** Start Record set **
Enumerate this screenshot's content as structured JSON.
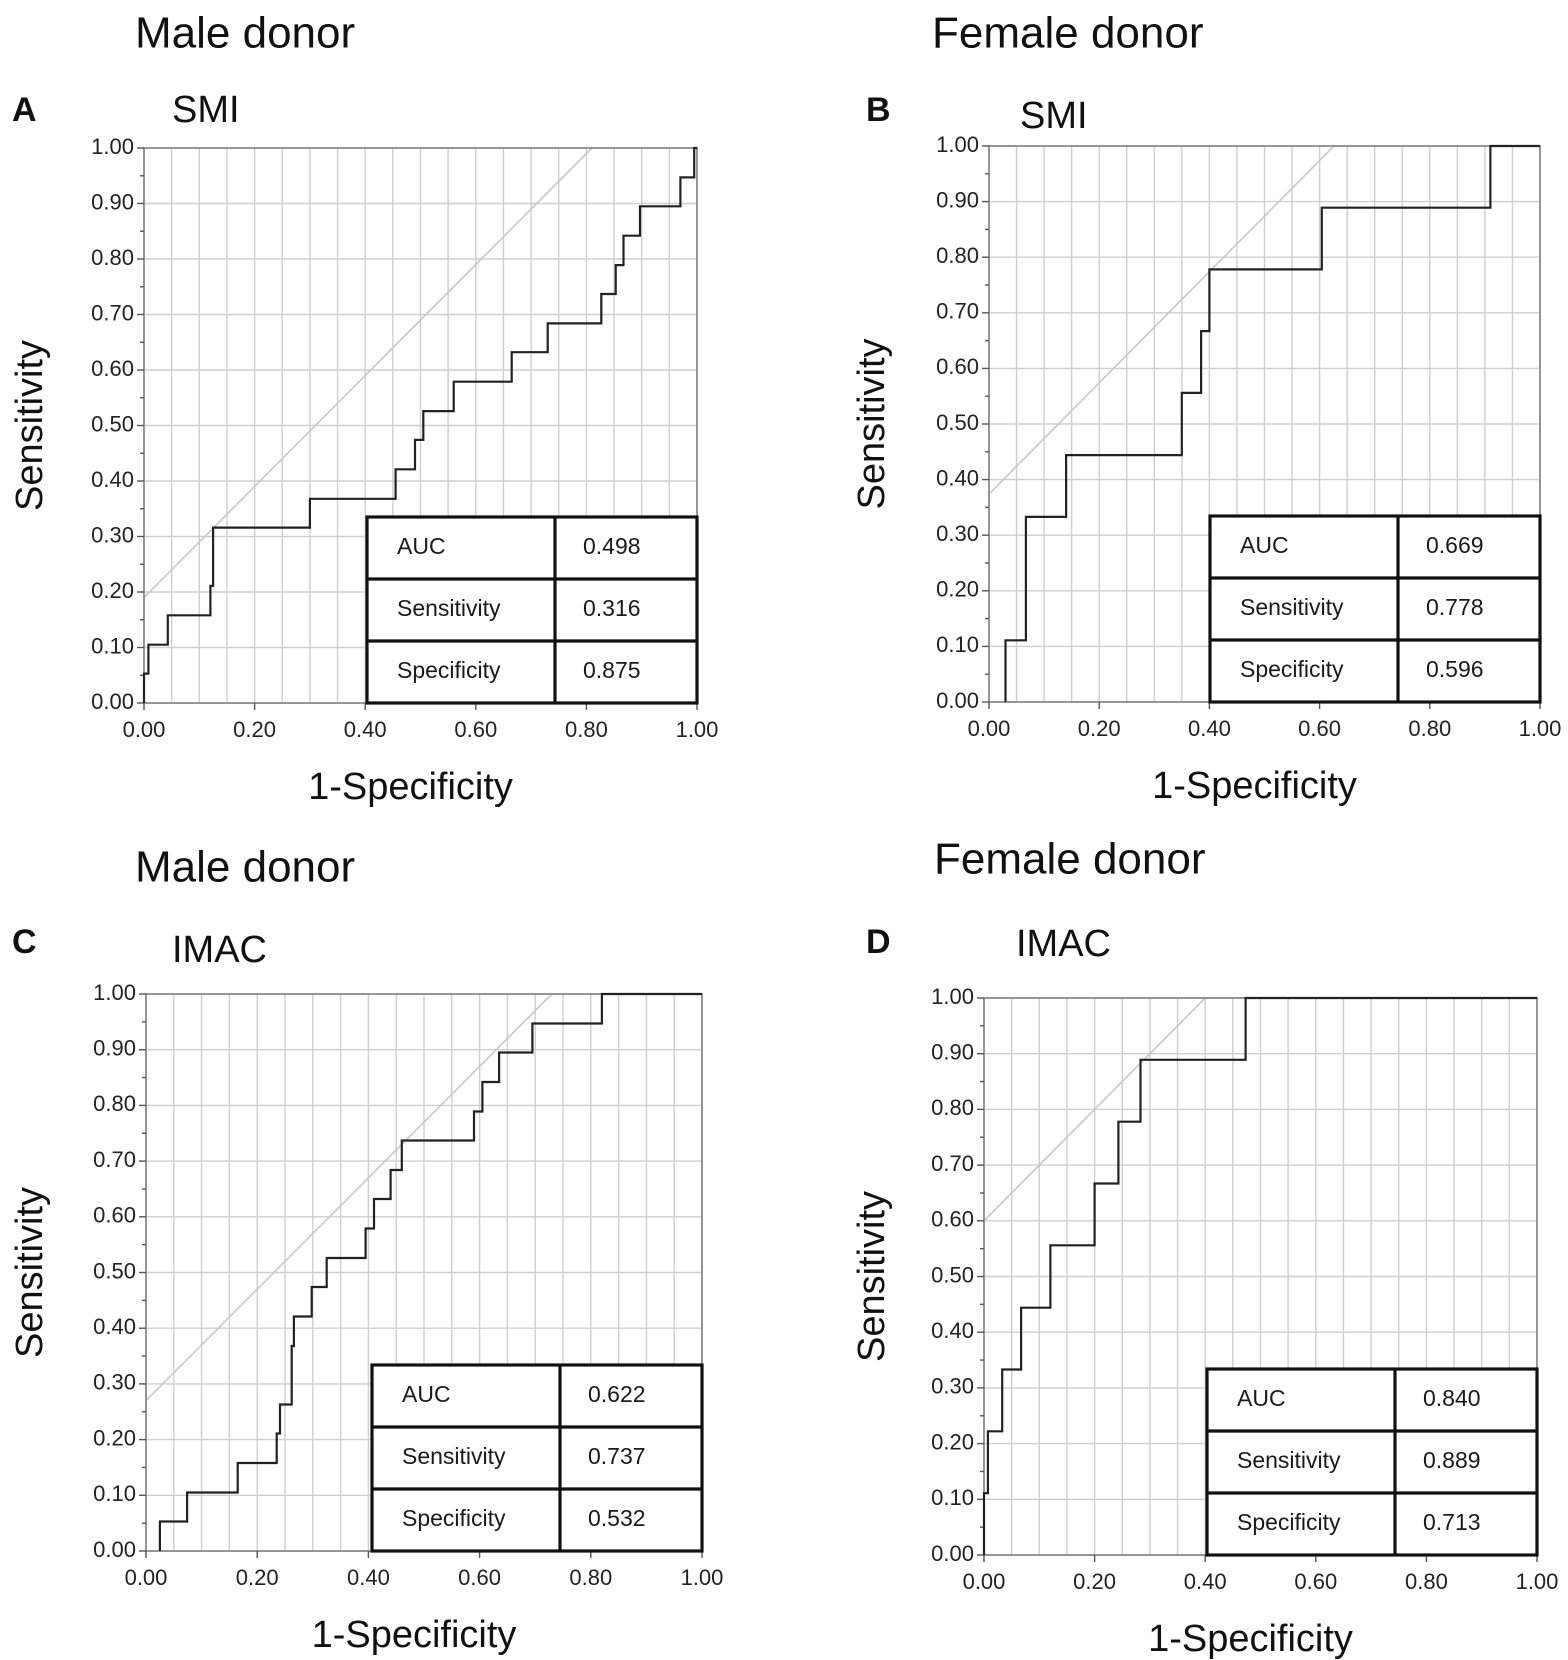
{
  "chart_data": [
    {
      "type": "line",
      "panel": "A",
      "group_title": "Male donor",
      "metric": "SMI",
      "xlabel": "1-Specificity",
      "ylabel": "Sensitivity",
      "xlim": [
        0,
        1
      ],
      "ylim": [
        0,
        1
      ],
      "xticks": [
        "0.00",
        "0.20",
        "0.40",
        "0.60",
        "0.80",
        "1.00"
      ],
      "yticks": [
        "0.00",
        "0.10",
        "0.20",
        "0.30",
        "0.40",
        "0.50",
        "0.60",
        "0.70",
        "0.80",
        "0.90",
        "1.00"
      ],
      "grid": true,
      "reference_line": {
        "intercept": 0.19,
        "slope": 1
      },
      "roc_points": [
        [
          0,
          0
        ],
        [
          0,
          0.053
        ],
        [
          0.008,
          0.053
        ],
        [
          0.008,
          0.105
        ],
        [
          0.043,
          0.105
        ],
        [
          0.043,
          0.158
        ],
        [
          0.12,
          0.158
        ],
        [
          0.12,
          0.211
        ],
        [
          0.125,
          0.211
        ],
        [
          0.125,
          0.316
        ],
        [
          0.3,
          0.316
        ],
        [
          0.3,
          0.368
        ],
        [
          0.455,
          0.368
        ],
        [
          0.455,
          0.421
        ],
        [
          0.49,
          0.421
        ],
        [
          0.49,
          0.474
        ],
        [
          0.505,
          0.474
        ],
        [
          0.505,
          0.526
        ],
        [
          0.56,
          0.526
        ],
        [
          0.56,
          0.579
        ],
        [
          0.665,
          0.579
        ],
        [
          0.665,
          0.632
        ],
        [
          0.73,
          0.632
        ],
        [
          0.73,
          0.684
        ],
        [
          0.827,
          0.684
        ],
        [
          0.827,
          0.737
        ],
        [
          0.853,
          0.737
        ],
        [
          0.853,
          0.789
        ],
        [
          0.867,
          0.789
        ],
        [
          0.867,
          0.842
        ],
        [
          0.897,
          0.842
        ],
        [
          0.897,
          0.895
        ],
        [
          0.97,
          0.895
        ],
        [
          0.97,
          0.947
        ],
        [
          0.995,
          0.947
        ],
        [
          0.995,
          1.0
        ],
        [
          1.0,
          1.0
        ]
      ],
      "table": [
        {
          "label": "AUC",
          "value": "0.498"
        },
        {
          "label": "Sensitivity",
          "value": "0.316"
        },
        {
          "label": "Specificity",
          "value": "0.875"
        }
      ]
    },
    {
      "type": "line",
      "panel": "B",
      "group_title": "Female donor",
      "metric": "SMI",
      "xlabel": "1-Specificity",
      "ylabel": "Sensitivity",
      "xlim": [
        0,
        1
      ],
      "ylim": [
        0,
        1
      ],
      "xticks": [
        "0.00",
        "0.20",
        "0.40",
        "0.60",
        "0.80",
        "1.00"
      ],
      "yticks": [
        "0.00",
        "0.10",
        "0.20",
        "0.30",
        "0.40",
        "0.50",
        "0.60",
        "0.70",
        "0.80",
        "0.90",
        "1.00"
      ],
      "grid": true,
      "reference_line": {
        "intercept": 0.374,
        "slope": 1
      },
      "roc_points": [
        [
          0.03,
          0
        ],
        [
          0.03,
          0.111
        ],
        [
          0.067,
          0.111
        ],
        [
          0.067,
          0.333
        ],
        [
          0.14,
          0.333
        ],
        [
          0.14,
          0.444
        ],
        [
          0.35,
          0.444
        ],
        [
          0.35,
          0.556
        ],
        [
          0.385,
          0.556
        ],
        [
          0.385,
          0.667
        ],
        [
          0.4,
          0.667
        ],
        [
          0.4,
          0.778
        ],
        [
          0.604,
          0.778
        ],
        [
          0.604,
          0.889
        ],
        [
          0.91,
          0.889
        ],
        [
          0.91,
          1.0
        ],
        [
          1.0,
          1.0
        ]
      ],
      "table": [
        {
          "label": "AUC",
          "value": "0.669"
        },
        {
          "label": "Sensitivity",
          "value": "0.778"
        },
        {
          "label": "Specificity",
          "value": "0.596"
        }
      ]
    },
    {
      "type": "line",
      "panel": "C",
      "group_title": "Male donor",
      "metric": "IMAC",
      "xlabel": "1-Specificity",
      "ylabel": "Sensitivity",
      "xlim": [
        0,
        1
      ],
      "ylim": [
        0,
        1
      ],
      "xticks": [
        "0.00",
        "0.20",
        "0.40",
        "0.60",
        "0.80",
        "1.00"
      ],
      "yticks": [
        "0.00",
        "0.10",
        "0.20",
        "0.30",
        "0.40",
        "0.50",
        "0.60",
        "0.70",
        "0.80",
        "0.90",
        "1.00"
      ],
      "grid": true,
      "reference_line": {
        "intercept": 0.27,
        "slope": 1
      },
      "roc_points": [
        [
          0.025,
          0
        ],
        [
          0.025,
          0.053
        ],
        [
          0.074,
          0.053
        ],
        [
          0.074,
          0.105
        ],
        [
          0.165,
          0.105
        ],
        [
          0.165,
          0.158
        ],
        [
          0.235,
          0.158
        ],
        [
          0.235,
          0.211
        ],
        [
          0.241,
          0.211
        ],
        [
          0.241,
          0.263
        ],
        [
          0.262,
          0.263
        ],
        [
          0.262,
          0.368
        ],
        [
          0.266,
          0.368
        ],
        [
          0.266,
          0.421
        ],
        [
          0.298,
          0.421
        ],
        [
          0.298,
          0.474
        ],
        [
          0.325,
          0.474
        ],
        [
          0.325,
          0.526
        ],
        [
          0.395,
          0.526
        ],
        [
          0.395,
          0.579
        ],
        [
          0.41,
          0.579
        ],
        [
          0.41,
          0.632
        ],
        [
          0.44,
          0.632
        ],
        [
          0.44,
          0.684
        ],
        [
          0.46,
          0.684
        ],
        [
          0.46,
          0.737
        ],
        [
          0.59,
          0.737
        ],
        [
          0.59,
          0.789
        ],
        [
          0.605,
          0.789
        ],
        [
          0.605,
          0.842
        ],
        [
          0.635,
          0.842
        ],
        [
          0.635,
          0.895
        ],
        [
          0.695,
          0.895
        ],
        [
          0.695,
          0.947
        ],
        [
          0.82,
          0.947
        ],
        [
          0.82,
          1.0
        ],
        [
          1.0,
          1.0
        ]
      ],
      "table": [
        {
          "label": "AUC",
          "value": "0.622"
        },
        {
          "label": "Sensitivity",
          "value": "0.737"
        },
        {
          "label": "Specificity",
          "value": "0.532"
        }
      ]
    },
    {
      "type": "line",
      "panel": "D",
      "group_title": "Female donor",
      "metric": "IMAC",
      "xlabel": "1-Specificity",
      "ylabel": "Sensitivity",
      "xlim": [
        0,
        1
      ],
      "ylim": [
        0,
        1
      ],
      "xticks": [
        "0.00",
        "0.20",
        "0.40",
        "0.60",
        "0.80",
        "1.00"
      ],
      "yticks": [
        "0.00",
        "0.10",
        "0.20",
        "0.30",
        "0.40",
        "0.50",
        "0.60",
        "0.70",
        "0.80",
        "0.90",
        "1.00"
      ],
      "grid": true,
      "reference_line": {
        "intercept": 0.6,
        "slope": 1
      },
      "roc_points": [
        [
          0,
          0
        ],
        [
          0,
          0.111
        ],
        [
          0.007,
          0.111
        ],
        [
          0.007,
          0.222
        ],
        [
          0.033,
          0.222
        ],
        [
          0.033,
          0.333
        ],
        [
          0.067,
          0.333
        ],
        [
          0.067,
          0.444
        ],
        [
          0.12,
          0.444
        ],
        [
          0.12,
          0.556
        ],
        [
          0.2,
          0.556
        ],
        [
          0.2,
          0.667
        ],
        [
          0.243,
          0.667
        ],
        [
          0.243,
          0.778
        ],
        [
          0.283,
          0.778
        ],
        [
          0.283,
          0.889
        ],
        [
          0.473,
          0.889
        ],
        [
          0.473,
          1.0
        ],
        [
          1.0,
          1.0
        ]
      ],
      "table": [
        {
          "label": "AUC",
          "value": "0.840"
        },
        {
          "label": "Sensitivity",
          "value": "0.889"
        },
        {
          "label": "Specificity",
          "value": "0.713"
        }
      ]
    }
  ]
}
** End Record set **
Give every line of the material that includes the string "value".

▶ [Answer to the problem]
          "value": "0.498"
          "value": "0.316"
          "value": "0.875"
          "value": "0.669"
          "value": "0.778"
          "value": "0.596"
          "value": "0.622"
          "value": "0.737"
          "value": "0.532"
          "value": "0.840"
          "value": "0.889"
          "value": "0.713"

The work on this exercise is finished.